TASK GOAL -
Repeat every record below exactly, leaving out the pictures.

RECORD EXCERPTS -
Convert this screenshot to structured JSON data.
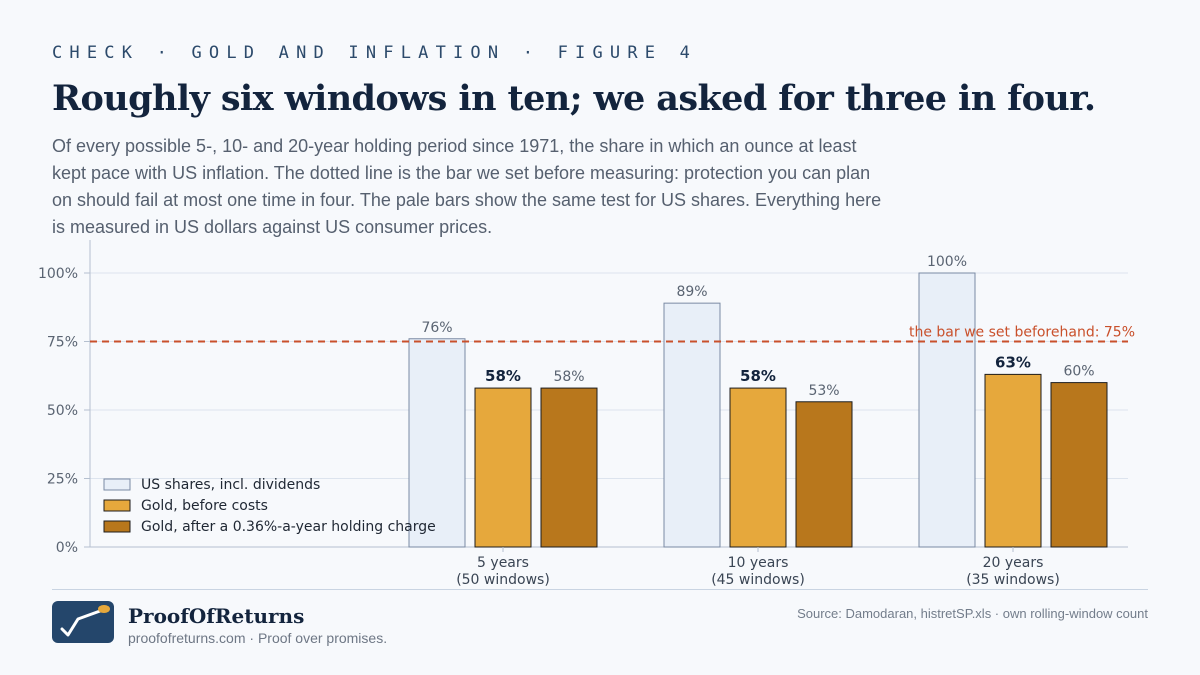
{
  "header": {
    "kicker": "CHECK · GOLD AND INFLATION · FIGURE 4",
    "title": "Roughly six windows in ten; we asked for three in four.",
    "subtitle": "Of every possible 5-, 10- and 20-year holding period since 1971, the share in which an ounce at least kept pace with US inflation. The dotted line is the bar we set before measuring: protection you can plan on should fail at most one time in four. The pale bars show the same test for US shares. Everything here is measured in US dollars against US consumer prices."
  },
  "chart_data": {
    "type": "bar",
    "categories": [
      {
        "label": "5 years",
        "sublabel": "(50 windows)"
      },
      {
        "label": "10 years",
        "sublabel": "(45 windows)"
      },
      {
        "label": "20 years",
        "sublabel": "(35 windows)"
      }
    ],
    "series": [
      {
        "name": "US shares, incl. dividends",
        "values": [
          76,
          89,
          100
        ],
        "labels": [
          "76%",
          "89%",
          "100%"
        ],
        "color": "#e8eff8",
        "stroke": "#7a8aa3",
        "label_bold": false
      },
      {
        "name": "Gold, before costs",
        "values": [
          58,
          58,
          63
        ],
        "labels": [
          "58%",
          "58%",
          "63%"
        ],
        "color": "#e6a83c",
        "stroke": "#1c1c1c",
        "label_bold": true
      },
      {
        "name": "Gold, after a 0.36%-a-year holding charge",
        "values": [
          58,
          53,
          60
        ],
        "labels": [
          "58%",
          "53%",
          "60%"
        ],
        "color": "#b8771c",
        "stroke": "#1c1c1c",
        "label_bold": false
      }
    ],
    "ylim": [
      0,
      100
    ],
    "yticks": [
      0,
      25,
      50,
      75,
      100
    ],
    "ytick_labels": [
      "0%",
      "25%",
      "50%",
      "75%",
      "100%"
    ],
    "grid": true,
    "legend_position": "bottom-left",
    "reference_line": {
      "value": 75,
      "label": "the bar we set beforehand: 75%",
      "color": "#c9502b"
    }
  },
  "footer": {
    "brand": "ProofOfReturns",
    "tagline": "proofofreturns.com · Proof over promises.",
    "source": "Source: Damodaran, histretSP.xls · own rolling-window count"
  },
  "colors": {
    "title": "#13243d",
    "accent": "#24466b",
    "reference": "#c9502b",
    "grid": "#dde4ee"
  }
}
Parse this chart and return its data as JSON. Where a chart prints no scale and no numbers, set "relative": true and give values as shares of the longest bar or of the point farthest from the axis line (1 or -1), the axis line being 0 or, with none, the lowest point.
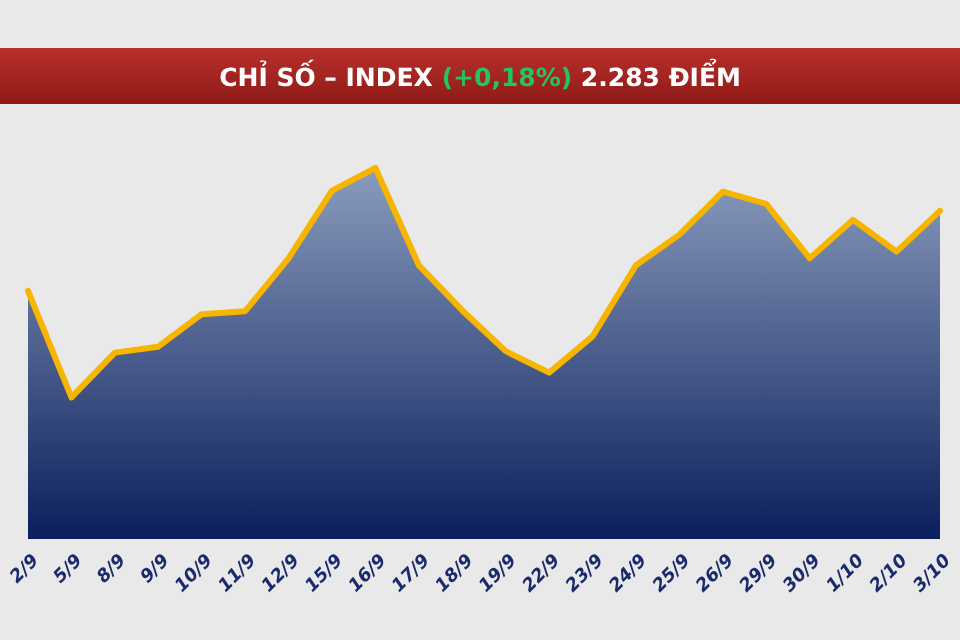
{
  "chart_data": {
    "type": "area",
    "title": "CHỈ SỐ – INDEX (+0,18%) 2.283 ĐIỂM",
    "relative": true,
    "categories": [
      "2/9",
      "5/9",
      "8/9",
      "9/9",
      "10/9",
      "11/9",
      "12/9",
      "15/9",
      "16/9",
      "17/9",
      "18/9",
      "19/9",
      "22/9",
      "23/9",
      "24/9",
      "25/9",
      "26/9",
      "29/9",
      "30/9",
      "1/10",
      "2/10",
      "3/10"
    ],
    "series": [
      {
        "color": "#f7b500",
        "values": [
          0.668,
          0.38,
          0.501,
          0.517,
          0.605,
          0.613,
          0.756,
          0.939,
          1,
          0.737,
          0.615,
          0.505,
          0.447,
          0.545,
          0.737,
          0.82,
          0.936,
          0.903,
          0.756,
          0.86,
          0.774,
          0.884
        ]
      }
    ]
  }
}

RESPONSE -
Convert this screenshot to structured JSON data.
{
  "header": {
    "kicker": "CHECK · GOLD AND INFLATION · FIGURE 4",
    "title": "Roughly six windows in ten; we asked for three in four.",
    "subtitle": "Of every possible 5-, 10- and 20-year holding period since 1971, the share in which an ounce at least kept pace with US inflation. The dotted line is the bar we set before measuring: protection you can plan on should fail at most one time in four. The pale bars show the same test for US shares. Everything here is measured in US dollars against US consumer prices."
  },
  "chart_data": {
    "type": "bar",
    "categories": [
      {
        "label": "5 years",
        "sublabel": "(50 windows)"
      },
      {
        "label": "10 years",
        "sublabel": "(45 windows)"
      },
      {
        "label": "20 years",
        "sublabel": "(35 windows)"
      }
    ],
    "series": [
      {
        "name": "US shares, incl. dividends",
        "values": [
          76,
          89,
          100
        ],
        "labels": [
          "76%",
          "89%",
          "100%"
        ],
        "color": "#e8eff8",
        "stroke": "#7a8aa3",
        "label_bold": false
      },
      {
        "name": "Gold, before costs",
        "values": [
          58,
          58,
          63
        ],
        "labels": [
          "58%",
          "58%",
          "63%"
        ],
        "color": "#e6a83c",
        "stroke": "#1c1c1c",
        "label_bold": true
      },
      {
        "name": "Gold, after a 0.36%-a-year holding charge",
        "values": [
          58,
          53,
          60
        ],
        "labels": [
          "58%",
          "53%",
          "60%"
        ],
        "color": "#b8771c",
        "stroke": "#1c1c1c",
        "label_bold": false
      }
    ],
    "ylim": [
      0,
      100
    ],
    "yticks": [
      0,
      25,
      50,
      75,
      100
    ],
    "ytick_labels": [
      "0%",
      "25%",
      "50%",
      "75%",
      "100%"
    ],
    "grid": true,
    "legend_position": "bottom-left",
    "reference_line": {
      "value": 75,
      "label": "the bar we set beforehand: 75%",
      "color": "#c9502b"
    }
  },
  "footer": {
    "brand": "ProofOfReturns",
    "tagline": "proofofreturns.com · Proof over promises.",
    "source": "Source: Damodaran, histretSP.xls · own rolling-window count"
  },
  "colors": {
    "title": "#13243d",
    "accent": "#24466b",
    "reference": "#c9502b",
    "grid": "#dde4ee"
  }
}
Parse this chart and return its data as JSON. Where a chart prints no scale and no numbers, set "relative": true and give values as shares of the longest bar or of the point farthest from the axis line (1 or -1), the axis line being 0 or, with none, the lowest point.
{
  "chart_data": {
    "type": "area",
    "title": "CHỈ SỐ – INDEX (+0,18%) 2.283 ĐIỂM",
    "relative": true,
    "categories": [
      "2/9",
      "5/9",
      "8/9",
      "9/9",
      "10/9",
      "11/9",
      "12/9",
      "15/9",
      "16/9",
      "17/9",
      "18/9",
      "19/9",
      "22/9",
      "23/9",
      "24/9",
      "25/9",
      "26/9",
      "29/9",
      "30/9",
      "1/10",
      "2/10",
      "3/10"
    ],
    "series": [
      {
        "color": "#f7b500",
        "values": [
          0.668,
          0.38,
          0.501,
          0.517,
          0.605,
          0.613,
          0.756,
          0.939,
          1,
          0.737,
          0.615,
          0.505,
          0.447,
          0.545,
          0.737,
          0.82,
          0.936,
          0.903,
          0.756,
          0.86,
          0.774,
          0.884
        ]
      }
    ]
  }
}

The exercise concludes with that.